WRITTEN REQUEST:
Please update the lines from the line with "Patent image size: (956, 924)." to the line with "The branch discharge" by replacing "central region" with "middle region", and give back only those lines with nothing else changed.

RECORDS:
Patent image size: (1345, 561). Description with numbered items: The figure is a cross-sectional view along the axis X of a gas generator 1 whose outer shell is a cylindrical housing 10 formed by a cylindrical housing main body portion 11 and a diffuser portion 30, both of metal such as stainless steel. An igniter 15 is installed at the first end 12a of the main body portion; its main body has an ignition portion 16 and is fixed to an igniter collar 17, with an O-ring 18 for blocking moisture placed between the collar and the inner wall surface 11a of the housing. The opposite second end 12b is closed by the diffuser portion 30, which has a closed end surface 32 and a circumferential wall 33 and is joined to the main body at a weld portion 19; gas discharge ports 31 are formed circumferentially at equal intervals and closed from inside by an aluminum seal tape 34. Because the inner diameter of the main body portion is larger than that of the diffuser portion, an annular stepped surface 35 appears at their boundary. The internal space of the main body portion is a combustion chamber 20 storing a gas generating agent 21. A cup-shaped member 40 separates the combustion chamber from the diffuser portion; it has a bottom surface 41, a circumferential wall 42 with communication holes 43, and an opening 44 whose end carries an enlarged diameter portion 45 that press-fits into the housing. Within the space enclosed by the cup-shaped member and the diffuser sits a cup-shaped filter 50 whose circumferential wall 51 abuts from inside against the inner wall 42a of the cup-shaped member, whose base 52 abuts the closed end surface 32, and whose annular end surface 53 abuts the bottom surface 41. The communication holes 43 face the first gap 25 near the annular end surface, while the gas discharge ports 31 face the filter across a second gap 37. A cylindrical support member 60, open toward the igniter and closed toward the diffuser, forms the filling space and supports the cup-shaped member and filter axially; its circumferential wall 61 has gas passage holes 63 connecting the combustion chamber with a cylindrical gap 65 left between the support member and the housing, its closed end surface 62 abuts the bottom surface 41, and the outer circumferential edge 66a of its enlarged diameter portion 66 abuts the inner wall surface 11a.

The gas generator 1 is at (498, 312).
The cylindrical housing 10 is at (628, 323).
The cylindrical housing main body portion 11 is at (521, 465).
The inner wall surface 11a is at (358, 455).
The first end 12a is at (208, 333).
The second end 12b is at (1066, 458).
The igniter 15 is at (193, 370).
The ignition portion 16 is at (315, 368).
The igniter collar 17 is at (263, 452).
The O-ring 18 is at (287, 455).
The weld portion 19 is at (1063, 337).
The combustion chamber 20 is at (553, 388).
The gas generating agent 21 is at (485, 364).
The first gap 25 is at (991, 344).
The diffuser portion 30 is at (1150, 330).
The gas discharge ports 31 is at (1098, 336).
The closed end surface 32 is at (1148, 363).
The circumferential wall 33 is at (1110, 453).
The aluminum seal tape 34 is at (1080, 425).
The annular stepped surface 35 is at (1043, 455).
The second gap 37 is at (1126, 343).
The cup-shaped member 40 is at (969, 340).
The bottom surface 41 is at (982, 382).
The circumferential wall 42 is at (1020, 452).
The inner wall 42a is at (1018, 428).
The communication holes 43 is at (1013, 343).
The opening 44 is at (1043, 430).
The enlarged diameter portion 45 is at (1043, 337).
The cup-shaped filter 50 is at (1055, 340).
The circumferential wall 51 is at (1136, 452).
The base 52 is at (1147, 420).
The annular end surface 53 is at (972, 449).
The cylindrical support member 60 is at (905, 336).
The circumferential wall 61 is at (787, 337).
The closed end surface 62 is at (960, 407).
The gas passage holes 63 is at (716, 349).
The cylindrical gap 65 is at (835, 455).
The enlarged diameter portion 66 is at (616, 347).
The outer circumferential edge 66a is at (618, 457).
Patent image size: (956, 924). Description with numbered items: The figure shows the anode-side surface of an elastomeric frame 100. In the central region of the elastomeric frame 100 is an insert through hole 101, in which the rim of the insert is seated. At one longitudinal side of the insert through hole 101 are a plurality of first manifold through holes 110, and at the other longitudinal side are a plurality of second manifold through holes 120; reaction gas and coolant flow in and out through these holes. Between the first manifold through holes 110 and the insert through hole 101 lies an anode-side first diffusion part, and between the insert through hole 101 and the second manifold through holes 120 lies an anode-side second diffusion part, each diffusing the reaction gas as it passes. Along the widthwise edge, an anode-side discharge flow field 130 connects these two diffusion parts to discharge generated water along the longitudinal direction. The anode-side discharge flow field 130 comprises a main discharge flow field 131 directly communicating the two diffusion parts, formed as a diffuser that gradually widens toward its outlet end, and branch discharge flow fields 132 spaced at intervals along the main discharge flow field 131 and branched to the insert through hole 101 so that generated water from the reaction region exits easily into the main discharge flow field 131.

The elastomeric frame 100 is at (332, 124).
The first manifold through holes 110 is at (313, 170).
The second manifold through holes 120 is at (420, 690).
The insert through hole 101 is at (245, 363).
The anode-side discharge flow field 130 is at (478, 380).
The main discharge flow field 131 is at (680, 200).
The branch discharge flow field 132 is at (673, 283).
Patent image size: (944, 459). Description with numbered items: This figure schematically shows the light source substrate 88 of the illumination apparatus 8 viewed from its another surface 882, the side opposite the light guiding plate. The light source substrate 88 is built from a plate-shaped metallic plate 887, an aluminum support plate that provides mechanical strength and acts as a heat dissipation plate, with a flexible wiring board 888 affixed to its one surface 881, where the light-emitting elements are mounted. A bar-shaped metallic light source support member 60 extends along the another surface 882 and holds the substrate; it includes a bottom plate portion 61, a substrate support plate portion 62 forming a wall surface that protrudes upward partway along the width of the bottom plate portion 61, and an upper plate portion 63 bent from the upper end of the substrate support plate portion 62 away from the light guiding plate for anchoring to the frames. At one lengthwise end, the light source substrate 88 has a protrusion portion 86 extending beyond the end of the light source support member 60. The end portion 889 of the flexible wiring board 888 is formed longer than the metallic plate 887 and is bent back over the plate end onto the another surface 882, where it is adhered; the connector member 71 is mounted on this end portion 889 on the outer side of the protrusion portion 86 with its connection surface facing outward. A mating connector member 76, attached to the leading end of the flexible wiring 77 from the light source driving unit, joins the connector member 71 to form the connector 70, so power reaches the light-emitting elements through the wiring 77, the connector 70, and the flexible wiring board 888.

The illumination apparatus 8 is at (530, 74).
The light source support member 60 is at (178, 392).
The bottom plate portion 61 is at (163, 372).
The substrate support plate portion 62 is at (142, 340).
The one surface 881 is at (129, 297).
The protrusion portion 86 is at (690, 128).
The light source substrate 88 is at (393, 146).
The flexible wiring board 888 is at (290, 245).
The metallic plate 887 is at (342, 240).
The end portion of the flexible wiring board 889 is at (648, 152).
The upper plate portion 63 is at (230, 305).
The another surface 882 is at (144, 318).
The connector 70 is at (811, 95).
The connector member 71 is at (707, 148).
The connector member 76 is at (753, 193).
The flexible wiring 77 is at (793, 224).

TASK ANSWER:
Patent image size: (956, 924). Description with numbered items: The figure shows the anode-side surface of an elastomeric frame 100. In the middle region of the elastomeric frame 100 is an insert through hole 101, in which the rim of the insert is seated. At one longitudinal side of the insert through hole 101 are a plurality of first manifold through holes 110, and at the other longitudinal side are a plurality of second manifold through holes 120; reaction gas and coolant flow in and out through these holes. Between the first manifold through holes 110 and the insert through hole 101 lies an anode-side first diffusion part, and between the insert through hole 101 and the second manifold through holes 120 lies an anode-side second diffusion part, each diffusing the reaction gas as it passes. Along the widthwise edge, an anode-side discharge flow field 130 connects these two diffusion parts to discharge generated water along the longitudinal direction. The anode-side discharge flow field 130 comprises a main discharge flow field 131 directly communicating the two diffusion parts, formed as a diffuser that gradually widens toward its outlet end, and branch discharge flow fields 132 spaced at intervals along the main discharge flow field 131 and branched to the insert through hole 101 so that generated water from the reaction region exits easily into the main discharge flow field 131.

The elastomeric frame 100 is at (332, 124).
The first manifold through holes 110 is at (313, 170).
The second manifold through holes 120 is at (420, 690).
The insert through hole 101 is at (245, 363).
The anode-side discharge flow field 130 is at (478, 380).
The main discharge flow field 131 is at (680, 200).
The branch discharge flow field 132 is at (673, 283).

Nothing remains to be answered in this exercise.